- GOAL OF THE EXERCISE
Repeat all the records exactly, omitting pictures.

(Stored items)
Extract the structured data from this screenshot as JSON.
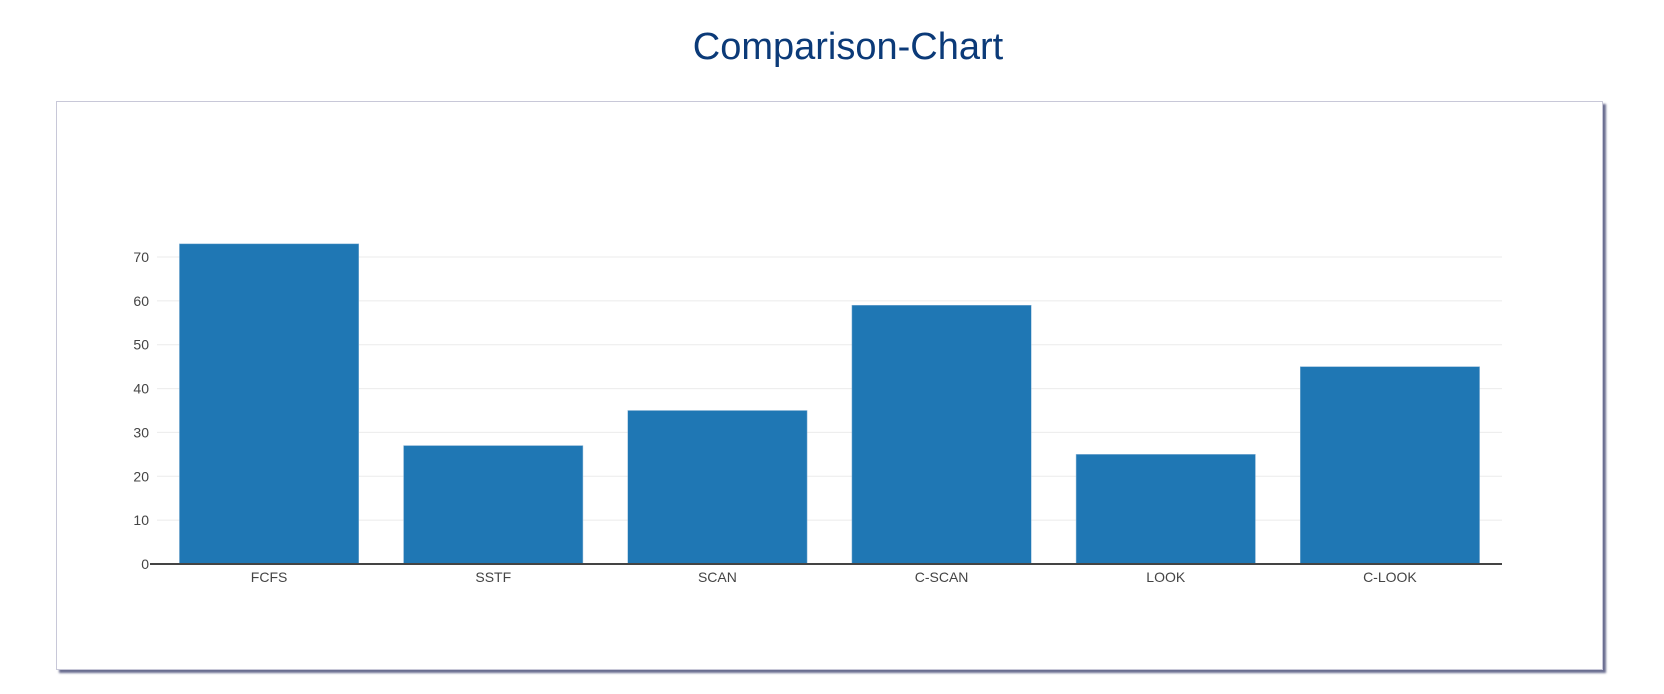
{
  "title": "Comparison-Chart",
  "chart_data": {
    "type": "bar",
    "title": "",
    "categories": [
      "FCFS",
      "SSTF",
      "SCAN",
      "C-SCAN",
      "LOOK",
      "C-LOOK"
    ],
    "values": [
      73,
      27,
      35,
      59,
      25,
      45
    ],
    "xlabel": "",
    "ylabel": "",
    "ylim": [
      0,
      76.8
    ],
    "yticks": [
      0,
      10,
      20,
      30,
      40,
      50,
      60,
      70
    ],
    "grid": true,
    "bar_color": "#1f77b4"
  }
}
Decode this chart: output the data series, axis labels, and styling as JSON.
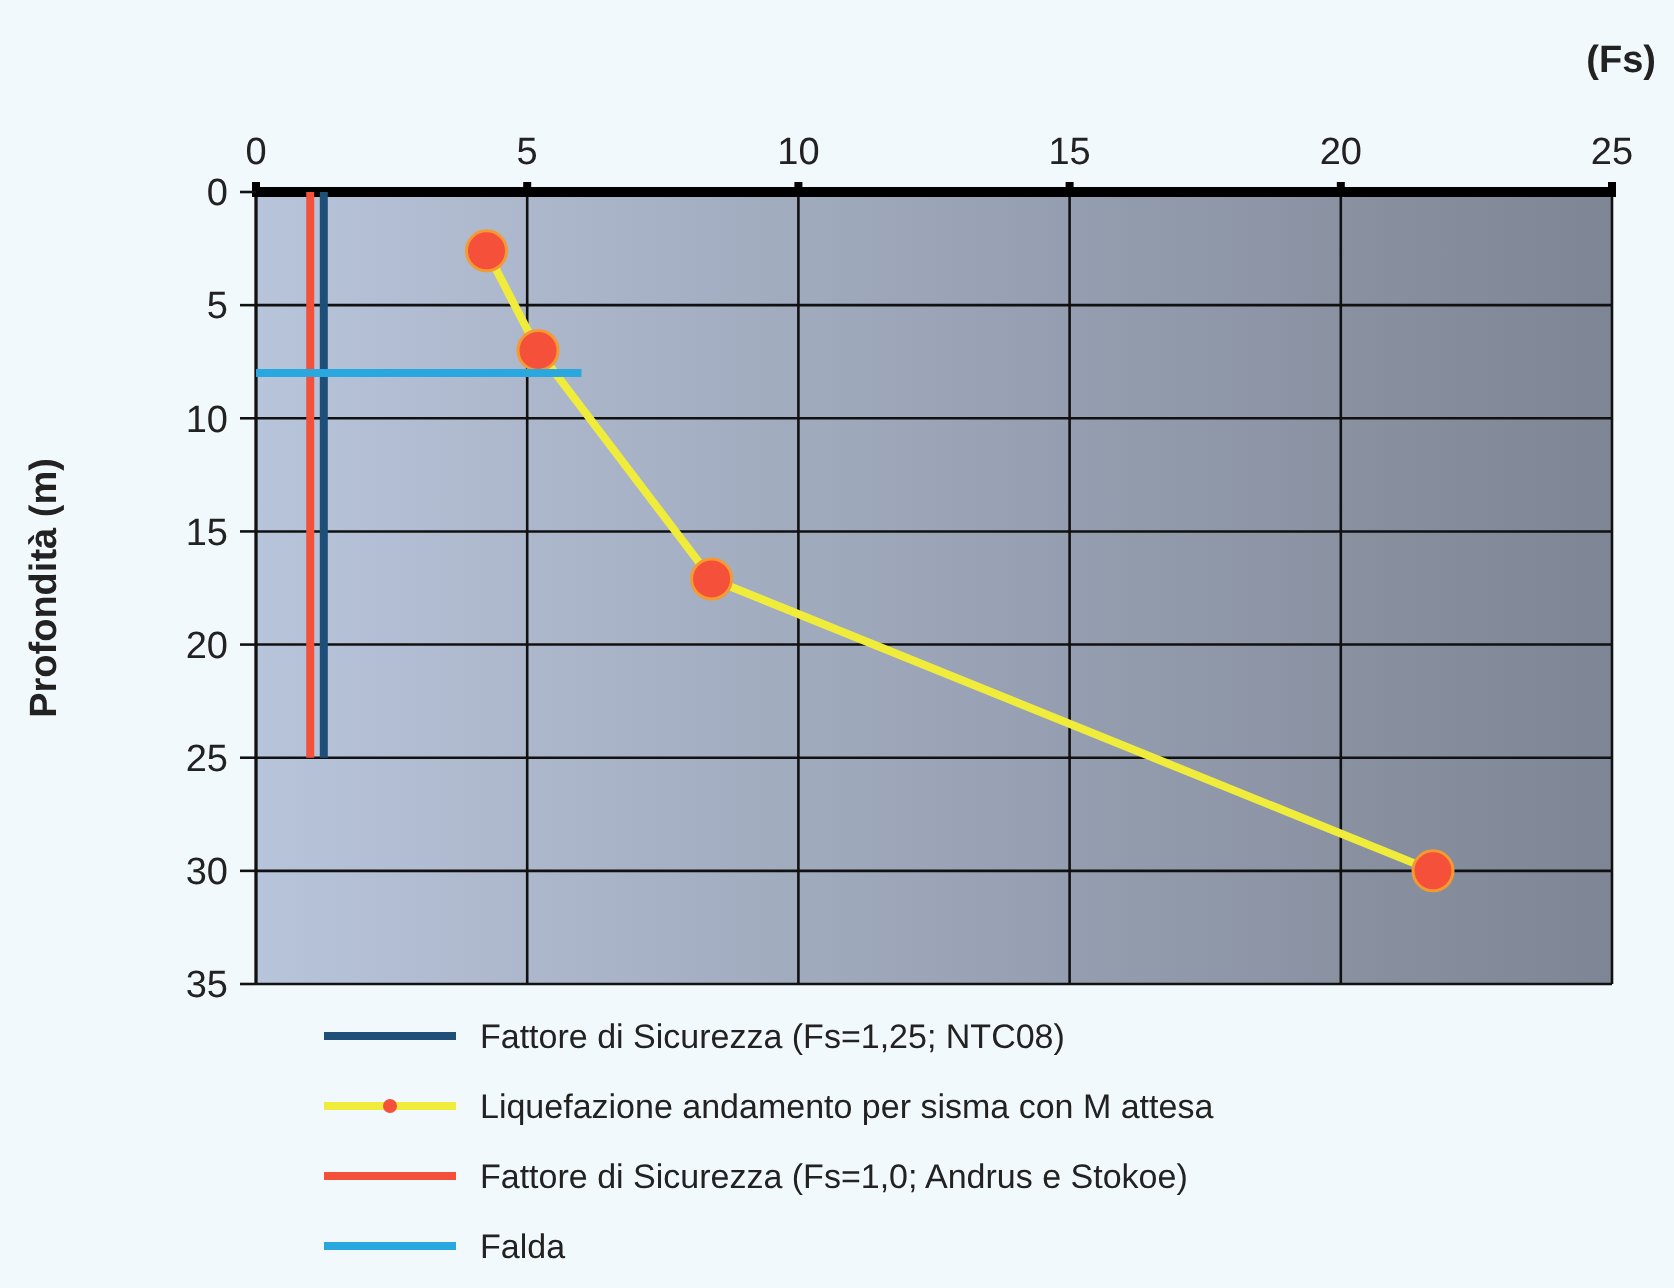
{
  "chart_data": {
    "type": "line",
    "xlabel": "(Fs)",
    "ylabel": "Profondità (m)",
    "xlim": [
      0,
      25
    ],
    "xticks": [
      0,
      5,
      10,
      15,
      20,
      25
    ],
    "ylim": [
      35,
      0
    ],
    "yticks": [
      0,
      5,
      10,
      15,
      20,
      25,
      30,
      35
    ],
    "grid": true,
    "legend": "bottom",
    "series": [
      {
        "name": "Fattore di Sicurezza (Fs=1,25; NTC08)",
        "color": "#1f4e79",
        "x": [
          1.25,
          1.25
        ],
        "values": [
          0,
          25
        ],
        "marker": "none"
      },
      {
        "name": "Liquefazione andamento per sisma con M attesa",
        "color": "#f0ec3c",
        "x": [
          4.25,
          5.2,
          8.4,
          21.7
        ],
        "values": [
          2.6,
          7,
          17.1,
          30
        ],
        "marker": "circle"
      },
      {
        "name": "Fattore di Sicurezza (Fs=1,0; Andrus e Stokoe)",
        "color": "#f4503a",
        "x": [
          1,
          1
        ],
        "values": [
          0,
          25
        ],
        "marker": "none"
      },
      {
        "name": "Falda",
        "color": "#29a8e0",
        "x": [
          0,
          6
        ],
        "values": [
          8,
          8
        ],
        "marker": "none"
      }
    ]
  }
}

- EXPECTED OUTPUT
Extract the structured data from this screenshot as JSON.
{
  "title": "Comparison-Chart",
  "chart_data": {
    "type": "bar",
    "title": "",
    "categories": [
      "FCFS",
      "SSTF",
      "SCAN",
      "C-SCAN",
      "LOOK",
      "C-LOOK"
    ],
    "values": [
      73,
      27,
      35,
      59,
      25,
      45
    ],
    "xlabel": "",
    "ylabel": "",
    "ylim": [
      0,
      76.8
    ],
    "yticks": [
      0,
      10,
      20,
      30,
      40,
      50,
      60,
      70
    ],
    "grid": true,
    "bar_color": "#1f77b4"
  }
}
Decode this chart: output the data series, axis labels, and styling as JSON.
{
  "chart_data": {
    "type": "line",
    "xlabel": "(Fs)",
    "ylabel": "Profondità (m)",
    "xlim": [
      0,
      25
    ],
    "xticks": [
      0,
      5,
      10,
      15,
      20,
      25
    ],
    "ylim": [
      35,
      0
    ],
    "yticks": [
      0,
      5,
      10,
      15,
      20,
      25,
      30,
      35
    ],
    "grid": true,
    "legend": "bottom",
    "series": [
      {
        "name": "Fattore di Sicurezza (Fs=1,25; NTC08)",
        "color": "#1f4e79",
        "x": [
          1.25,
          1.25
        ],
        "values": [
          0,
          25
        ],
        "marker": "none"
      },
      {
        "name": "Liquefazione andamento per sisma con M attesa",
        "color": "#f0ec3c",
        "x": [
          4.25,
          5.2,
          8.4,
          21.7
        ],
        "values": [
          2.6,
          7,
          17.1,
          30
        ],
        "marker": "circle"
      },
      {
        "name": "Fattore di Sicurezza (Fs=1,0; Andrus e Stokoe)",
        "color": "#f4503a",
        "x": [
          1,
          1
        ],
        "values": [
          0,
          25
        ],
        "marker": "none"
      },
      {
        "name": "Falda",
        "color": "#29a8e0",
        "x": [
          0,
          6
        ],
        "values": [
          8,
          8
        ],
        "marker": "none"
      }
    ]
  }
}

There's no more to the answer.